AIM: Wherever a line holds the string "Please", copy that line.

§ §

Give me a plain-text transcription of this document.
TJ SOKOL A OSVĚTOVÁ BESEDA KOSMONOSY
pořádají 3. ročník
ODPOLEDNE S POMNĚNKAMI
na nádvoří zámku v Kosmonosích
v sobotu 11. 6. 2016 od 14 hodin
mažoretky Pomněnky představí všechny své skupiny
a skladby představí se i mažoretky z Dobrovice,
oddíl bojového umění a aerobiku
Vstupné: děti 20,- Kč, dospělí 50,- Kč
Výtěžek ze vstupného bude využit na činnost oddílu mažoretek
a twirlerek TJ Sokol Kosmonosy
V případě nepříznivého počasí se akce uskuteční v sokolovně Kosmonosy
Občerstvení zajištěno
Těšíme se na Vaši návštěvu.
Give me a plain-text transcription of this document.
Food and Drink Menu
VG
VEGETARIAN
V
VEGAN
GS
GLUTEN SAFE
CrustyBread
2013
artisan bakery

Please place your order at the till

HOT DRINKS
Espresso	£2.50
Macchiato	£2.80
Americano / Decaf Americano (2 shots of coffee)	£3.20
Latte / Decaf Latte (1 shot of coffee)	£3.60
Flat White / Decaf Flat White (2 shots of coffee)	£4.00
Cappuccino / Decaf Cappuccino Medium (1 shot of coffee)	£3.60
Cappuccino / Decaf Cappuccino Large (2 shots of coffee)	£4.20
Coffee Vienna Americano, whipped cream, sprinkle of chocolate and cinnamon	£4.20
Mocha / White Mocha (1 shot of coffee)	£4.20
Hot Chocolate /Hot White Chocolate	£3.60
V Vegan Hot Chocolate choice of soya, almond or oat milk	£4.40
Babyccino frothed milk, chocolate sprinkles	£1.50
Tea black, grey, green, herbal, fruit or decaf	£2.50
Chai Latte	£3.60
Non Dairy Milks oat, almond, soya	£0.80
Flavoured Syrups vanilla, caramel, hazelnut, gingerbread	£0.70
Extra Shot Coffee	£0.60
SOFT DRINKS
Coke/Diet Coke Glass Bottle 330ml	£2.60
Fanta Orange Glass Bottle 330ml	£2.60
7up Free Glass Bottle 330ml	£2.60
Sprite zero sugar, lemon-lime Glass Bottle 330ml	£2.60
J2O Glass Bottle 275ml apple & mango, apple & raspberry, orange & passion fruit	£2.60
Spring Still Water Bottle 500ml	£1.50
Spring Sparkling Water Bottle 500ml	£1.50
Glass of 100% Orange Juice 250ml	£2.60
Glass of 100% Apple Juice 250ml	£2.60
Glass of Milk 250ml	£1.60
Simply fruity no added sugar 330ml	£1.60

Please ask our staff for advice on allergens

§ §

WRITTEN SOLUTION:
Please place your order at the till
Please ask our staff for advice on allergens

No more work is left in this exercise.